El más grande zar de Rusia
«Ayer se cumplió el III Centenario de la muerte de Pedro el Grande, el zar que llevó al mayor país del mundo de la Edad Media a la Edad Moderna»

Pedro el Grande, Emperador y Autócrata de Todas las Rusias, obra del pintor rococó francés Jean-Marc Nattier. | Wikipedia
Los comunistas que criticaron a Stalin en el XX Congreso del PCUS (Partido Comunista de la Unión Soviética), decían que a Lenin le inspiró Pedro el Grande, mientras que el modelo de Stalin fue Iván el Terrible. La diferencia de apelativos de estos zares habla por sí sola, uno un gran estadista, el otro un tirano sangriento, aunque lo cierto es que Iván IV hizo también cosas grandes, y Pedro I cosas terribles, como torturar y matar a su hijo y heredero.
Eran otros tiempos y otras civilizaciones, Rusia era medio asiática y siempre les quedó a sus zares el carácter cruel y arbitrario de lo que en ciencia política se llama «el déspota oriental». Precisamente la gran obra de Pedro I fue europeizar en lo posible a Rusia, aunque para ello utilizase los métodos brutales del déspota oriental.

____________________

#### CONSIGNA ESCRITA 1:
Responde estas preguntas sobre el fragmento acerca de Pedro el Grande:
(a) ¿Qué pintor hizo el retrato de Pedro el Grande que se menciona?
(b) Según los comunistas que criticaron a Stalin en el XX Congreso del PCUS, ¿quién inspiró a Lenin?
(c) ¿Cuál fue la gran obra de Pedro I?
El fragmento y los registros no guardan relación entre sí.

#### MATERIAL PROPORCIONADO:
____________________

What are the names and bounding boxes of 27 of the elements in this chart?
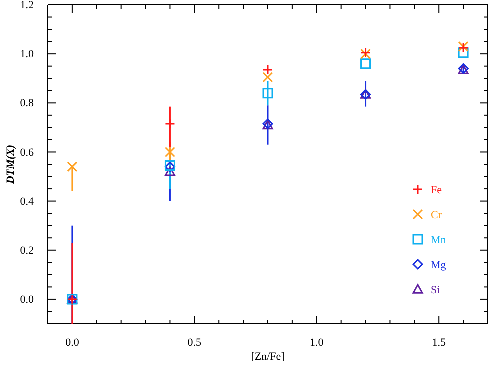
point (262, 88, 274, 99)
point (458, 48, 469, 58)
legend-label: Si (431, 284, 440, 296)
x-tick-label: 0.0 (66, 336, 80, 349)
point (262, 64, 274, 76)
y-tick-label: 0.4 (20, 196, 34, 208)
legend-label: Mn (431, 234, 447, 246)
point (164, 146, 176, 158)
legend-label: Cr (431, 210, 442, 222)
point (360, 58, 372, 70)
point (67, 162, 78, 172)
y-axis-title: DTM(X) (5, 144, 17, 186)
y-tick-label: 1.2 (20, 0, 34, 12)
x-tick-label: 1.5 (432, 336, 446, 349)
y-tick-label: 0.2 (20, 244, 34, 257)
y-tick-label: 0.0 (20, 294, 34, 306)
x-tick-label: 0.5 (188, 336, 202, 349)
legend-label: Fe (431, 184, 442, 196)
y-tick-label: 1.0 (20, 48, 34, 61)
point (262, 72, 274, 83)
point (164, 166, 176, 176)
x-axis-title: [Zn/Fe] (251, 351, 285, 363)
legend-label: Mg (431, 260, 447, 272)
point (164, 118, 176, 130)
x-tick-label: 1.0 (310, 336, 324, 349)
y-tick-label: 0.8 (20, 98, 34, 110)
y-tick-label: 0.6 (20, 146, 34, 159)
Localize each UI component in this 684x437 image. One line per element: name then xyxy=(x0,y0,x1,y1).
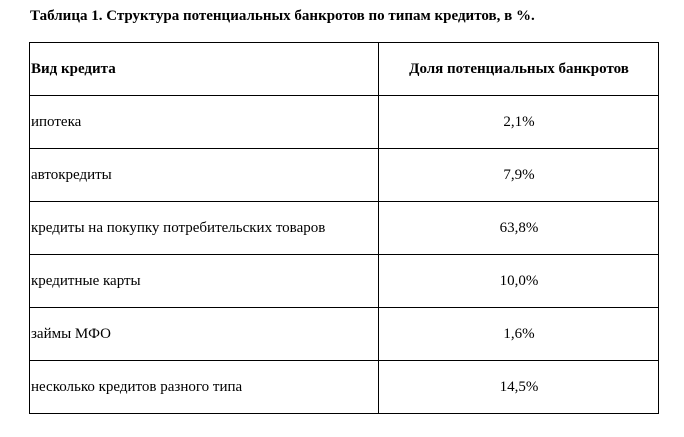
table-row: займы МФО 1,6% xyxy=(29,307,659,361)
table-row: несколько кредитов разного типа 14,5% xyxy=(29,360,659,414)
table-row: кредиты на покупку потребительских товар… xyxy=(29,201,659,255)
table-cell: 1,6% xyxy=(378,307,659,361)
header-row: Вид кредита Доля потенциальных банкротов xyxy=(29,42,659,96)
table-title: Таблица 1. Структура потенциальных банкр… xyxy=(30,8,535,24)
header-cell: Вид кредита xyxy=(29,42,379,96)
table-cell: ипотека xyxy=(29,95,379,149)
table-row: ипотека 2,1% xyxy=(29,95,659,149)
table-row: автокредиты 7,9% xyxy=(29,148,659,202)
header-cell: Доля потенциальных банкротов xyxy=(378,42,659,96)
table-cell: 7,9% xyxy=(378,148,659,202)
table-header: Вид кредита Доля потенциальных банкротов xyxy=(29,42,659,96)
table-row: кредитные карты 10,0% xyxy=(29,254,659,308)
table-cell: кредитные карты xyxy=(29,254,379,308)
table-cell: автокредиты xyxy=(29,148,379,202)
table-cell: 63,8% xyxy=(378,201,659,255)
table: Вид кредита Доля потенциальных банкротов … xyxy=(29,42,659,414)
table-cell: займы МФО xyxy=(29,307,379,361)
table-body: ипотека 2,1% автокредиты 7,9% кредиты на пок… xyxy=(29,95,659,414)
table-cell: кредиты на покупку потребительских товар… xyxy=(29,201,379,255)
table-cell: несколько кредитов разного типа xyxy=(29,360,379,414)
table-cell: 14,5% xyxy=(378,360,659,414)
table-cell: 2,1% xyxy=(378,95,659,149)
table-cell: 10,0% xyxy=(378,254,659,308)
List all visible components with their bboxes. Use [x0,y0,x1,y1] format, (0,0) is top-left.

____________________

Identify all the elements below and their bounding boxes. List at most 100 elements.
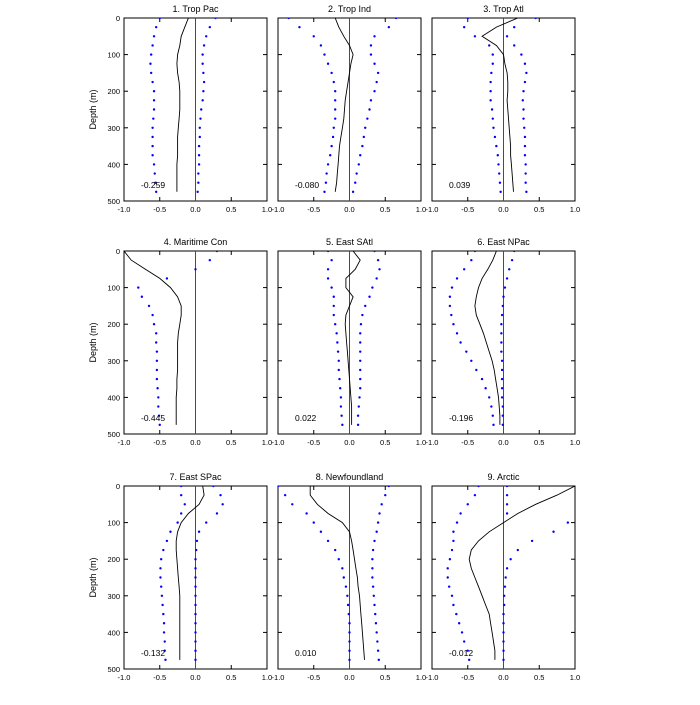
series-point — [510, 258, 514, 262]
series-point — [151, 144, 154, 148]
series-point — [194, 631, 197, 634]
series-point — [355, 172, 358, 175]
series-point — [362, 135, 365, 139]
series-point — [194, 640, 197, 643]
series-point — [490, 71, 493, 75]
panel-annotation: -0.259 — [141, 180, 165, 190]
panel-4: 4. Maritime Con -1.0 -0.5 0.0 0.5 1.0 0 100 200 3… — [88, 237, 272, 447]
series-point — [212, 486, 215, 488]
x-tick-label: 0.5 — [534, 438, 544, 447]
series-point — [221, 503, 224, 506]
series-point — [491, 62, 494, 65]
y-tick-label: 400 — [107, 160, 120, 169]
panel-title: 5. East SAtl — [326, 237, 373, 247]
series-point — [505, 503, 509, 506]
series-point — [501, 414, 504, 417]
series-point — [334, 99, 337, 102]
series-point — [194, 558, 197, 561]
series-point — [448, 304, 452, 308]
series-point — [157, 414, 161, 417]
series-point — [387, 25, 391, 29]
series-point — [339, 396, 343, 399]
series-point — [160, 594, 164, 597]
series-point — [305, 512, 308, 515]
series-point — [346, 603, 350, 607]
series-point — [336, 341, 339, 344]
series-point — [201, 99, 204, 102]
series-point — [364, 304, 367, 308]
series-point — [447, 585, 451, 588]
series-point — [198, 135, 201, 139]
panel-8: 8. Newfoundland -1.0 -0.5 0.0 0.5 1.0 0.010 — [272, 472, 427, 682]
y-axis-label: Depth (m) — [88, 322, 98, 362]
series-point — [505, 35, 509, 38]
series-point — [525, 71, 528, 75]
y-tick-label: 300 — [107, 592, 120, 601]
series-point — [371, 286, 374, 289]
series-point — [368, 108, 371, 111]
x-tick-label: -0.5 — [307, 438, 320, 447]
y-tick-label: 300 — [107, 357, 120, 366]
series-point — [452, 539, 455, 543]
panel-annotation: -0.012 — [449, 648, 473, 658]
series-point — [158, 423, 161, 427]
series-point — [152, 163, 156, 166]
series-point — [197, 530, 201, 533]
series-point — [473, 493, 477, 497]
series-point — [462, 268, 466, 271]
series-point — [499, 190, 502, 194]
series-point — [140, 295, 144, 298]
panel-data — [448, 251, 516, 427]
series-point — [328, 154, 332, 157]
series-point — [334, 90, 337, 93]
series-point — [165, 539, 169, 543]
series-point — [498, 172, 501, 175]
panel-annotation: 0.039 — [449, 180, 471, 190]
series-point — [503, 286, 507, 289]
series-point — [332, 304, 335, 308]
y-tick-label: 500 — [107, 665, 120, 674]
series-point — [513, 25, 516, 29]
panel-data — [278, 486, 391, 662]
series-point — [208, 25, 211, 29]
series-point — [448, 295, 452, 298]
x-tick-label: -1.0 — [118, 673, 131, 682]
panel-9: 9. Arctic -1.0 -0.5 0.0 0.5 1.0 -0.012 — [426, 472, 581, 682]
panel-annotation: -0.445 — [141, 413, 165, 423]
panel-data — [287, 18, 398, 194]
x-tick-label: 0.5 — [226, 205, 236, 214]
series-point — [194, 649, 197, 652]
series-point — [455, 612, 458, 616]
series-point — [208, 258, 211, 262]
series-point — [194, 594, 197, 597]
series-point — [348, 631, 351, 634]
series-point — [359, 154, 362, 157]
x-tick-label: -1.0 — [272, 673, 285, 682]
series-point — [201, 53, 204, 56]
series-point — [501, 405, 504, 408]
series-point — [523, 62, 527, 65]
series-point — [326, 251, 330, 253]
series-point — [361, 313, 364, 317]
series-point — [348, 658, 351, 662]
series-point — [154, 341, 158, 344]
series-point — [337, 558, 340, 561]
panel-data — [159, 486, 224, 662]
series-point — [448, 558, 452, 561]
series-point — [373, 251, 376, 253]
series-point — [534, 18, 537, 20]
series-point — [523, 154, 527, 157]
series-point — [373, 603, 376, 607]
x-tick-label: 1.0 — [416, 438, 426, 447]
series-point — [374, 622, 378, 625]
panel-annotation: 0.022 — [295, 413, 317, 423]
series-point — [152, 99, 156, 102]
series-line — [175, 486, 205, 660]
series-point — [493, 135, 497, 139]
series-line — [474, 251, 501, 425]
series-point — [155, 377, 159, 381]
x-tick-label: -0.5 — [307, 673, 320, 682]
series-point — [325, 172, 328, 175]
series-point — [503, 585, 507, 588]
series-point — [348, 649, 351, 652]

____________________

#### CONSIGNA ESCRITA 2:
Presenta como lista numerada las líneas de los registros que van desde la que contiene "table-row: займы МФО" hasta la que contiene "table-cell: ипотека xyxy=(29,95,379,149)", ambas incluidas.

#### RESPUESTA DEL EJERCICIO 1:
(a) Jean-Marc Nattier, pintor rococó francés.
(b) Pedro el Grande.
(c) Europeizar en lo posible a Rusia.

#### RESPUESTA DEL EJERCICIO 2:
1. table-row: займы МФО 1,6% xyxy=(29,307,659,361)
2. table-row: несколько кредитов разного типа 14,5% xyxy=(29,360,659,414)
3. table-row: кредиты на покупку потребительских товар… xyxy=(29,201,659,255)
4. table-cell: 1,6% xyxy=(378,307,659,361)
5. header-row: Вид кредита Доля потенциальных банкротов xyxy=(29,42,659,96)
6. table-title: Таблица 1. Структура потенциальных банкр… xyxy=(30,8,535,24)
7. header-cell: Вид кредита xyxy=(29,42,379,96)
8. table-cell: ипотека xyxy=(29,95,379,149)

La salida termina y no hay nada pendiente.